RECORDED INFORMATION:
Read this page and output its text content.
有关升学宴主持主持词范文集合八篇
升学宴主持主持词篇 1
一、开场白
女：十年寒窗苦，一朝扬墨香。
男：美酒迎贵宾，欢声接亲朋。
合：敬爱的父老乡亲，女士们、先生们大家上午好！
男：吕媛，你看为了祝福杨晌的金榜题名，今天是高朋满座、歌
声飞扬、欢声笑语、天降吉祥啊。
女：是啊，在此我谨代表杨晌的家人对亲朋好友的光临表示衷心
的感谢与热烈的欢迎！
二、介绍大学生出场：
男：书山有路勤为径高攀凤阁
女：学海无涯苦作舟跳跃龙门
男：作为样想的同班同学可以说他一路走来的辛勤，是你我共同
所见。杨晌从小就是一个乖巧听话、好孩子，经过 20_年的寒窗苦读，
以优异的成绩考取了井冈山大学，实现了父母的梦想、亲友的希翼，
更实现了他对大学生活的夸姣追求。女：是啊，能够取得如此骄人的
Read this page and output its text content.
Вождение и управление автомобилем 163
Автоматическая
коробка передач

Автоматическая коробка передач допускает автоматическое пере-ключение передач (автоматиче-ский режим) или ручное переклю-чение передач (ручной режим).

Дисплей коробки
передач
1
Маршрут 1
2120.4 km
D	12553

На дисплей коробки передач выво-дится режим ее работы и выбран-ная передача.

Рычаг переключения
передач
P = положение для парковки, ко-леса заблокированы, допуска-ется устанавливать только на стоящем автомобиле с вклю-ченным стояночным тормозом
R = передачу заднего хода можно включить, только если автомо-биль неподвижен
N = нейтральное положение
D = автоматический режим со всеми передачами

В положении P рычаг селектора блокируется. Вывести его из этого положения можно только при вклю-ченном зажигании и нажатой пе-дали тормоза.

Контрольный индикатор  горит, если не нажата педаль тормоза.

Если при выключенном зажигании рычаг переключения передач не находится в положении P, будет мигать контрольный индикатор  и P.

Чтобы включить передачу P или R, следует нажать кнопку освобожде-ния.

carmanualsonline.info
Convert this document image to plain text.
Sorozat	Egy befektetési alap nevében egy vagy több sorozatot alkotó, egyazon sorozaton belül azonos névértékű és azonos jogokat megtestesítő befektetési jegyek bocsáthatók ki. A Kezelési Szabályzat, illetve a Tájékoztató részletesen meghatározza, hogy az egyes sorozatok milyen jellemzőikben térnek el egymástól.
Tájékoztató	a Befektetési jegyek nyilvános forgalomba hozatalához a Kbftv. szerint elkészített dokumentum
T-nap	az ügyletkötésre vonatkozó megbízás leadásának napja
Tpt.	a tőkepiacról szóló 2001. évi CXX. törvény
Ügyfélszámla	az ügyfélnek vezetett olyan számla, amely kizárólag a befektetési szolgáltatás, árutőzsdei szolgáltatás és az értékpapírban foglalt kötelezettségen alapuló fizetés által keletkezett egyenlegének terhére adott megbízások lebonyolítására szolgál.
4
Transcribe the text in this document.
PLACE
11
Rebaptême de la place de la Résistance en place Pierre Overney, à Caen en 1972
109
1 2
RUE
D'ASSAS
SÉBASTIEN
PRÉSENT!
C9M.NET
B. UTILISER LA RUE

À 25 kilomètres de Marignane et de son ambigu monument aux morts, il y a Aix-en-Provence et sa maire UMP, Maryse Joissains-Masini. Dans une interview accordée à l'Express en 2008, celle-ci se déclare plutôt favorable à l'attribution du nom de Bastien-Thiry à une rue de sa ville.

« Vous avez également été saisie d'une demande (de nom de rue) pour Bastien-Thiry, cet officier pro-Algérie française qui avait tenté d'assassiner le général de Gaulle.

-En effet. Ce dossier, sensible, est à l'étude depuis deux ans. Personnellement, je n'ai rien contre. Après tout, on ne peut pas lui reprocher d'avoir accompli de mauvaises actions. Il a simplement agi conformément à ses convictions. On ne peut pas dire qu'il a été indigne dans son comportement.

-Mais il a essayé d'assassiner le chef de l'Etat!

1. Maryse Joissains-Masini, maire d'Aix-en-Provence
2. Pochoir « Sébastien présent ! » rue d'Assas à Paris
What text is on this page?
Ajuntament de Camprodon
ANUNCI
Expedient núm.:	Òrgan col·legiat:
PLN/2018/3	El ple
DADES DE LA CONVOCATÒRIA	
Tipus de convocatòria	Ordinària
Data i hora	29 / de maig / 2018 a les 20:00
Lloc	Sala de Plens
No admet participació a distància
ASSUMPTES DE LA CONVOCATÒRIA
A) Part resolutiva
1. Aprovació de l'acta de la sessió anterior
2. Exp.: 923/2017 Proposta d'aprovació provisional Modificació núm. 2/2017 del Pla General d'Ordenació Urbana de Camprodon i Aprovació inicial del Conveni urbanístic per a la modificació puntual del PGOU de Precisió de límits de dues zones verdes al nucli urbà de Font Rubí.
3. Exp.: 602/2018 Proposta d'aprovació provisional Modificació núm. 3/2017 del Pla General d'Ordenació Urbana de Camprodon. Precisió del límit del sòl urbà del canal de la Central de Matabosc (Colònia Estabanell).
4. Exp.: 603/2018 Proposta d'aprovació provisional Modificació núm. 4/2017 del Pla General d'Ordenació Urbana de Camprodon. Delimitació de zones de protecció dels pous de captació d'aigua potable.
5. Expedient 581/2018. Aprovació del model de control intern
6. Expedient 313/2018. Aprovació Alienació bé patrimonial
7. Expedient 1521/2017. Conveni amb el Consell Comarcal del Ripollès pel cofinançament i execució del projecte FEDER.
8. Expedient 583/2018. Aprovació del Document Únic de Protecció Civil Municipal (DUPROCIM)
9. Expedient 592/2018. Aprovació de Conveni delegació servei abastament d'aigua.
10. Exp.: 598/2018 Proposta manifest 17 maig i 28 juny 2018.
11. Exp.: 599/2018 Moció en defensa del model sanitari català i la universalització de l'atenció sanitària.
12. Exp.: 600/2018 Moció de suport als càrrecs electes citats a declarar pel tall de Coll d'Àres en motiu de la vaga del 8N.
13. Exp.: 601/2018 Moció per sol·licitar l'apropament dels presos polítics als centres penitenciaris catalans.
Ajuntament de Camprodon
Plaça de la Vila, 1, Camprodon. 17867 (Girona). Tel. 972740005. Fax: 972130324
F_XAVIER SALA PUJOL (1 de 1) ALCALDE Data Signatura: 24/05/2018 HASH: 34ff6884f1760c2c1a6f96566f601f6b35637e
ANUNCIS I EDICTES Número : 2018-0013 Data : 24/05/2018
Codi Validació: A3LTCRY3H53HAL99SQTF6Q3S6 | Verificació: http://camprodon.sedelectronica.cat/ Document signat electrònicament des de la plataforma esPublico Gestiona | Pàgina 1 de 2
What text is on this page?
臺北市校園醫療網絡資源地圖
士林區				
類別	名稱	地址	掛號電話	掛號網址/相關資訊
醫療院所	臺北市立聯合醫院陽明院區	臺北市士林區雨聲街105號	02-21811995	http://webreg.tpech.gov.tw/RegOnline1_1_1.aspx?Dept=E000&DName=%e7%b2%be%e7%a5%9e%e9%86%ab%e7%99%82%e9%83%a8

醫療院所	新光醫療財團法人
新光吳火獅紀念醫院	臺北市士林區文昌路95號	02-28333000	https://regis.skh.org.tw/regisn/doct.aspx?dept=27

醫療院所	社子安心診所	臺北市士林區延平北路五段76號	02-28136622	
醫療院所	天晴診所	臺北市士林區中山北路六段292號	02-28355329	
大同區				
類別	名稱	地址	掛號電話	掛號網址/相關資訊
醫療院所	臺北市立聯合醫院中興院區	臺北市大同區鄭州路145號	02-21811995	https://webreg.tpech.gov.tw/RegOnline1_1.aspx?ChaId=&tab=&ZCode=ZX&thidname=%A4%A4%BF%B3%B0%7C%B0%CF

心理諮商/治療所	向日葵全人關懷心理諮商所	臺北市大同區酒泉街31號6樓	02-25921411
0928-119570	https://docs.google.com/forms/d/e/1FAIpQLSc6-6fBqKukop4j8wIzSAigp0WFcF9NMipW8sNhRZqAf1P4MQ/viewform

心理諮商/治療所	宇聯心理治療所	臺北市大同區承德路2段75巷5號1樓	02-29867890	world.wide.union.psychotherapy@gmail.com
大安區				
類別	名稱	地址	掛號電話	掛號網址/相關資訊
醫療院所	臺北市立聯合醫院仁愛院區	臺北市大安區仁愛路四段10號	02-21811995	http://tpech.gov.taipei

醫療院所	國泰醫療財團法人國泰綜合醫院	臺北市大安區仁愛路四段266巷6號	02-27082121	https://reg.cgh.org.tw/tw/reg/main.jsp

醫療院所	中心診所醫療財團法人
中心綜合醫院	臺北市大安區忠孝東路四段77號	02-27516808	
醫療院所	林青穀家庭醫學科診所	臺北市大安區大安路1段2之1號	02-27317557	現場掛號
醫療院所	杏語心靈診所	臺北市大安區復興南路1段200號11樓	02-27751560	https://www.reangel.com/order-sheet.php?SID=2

EXERCISE INSTRUCTIONS:
Identify the lines of the entries containing the string "включить". Copy each such line.

FULL SOLUTION:
R = передачу заднего хода можно включить, только если автомо-биль неподвижен
Чтобы включить передачу P или R, следует нажать кнопку освобожде-ния.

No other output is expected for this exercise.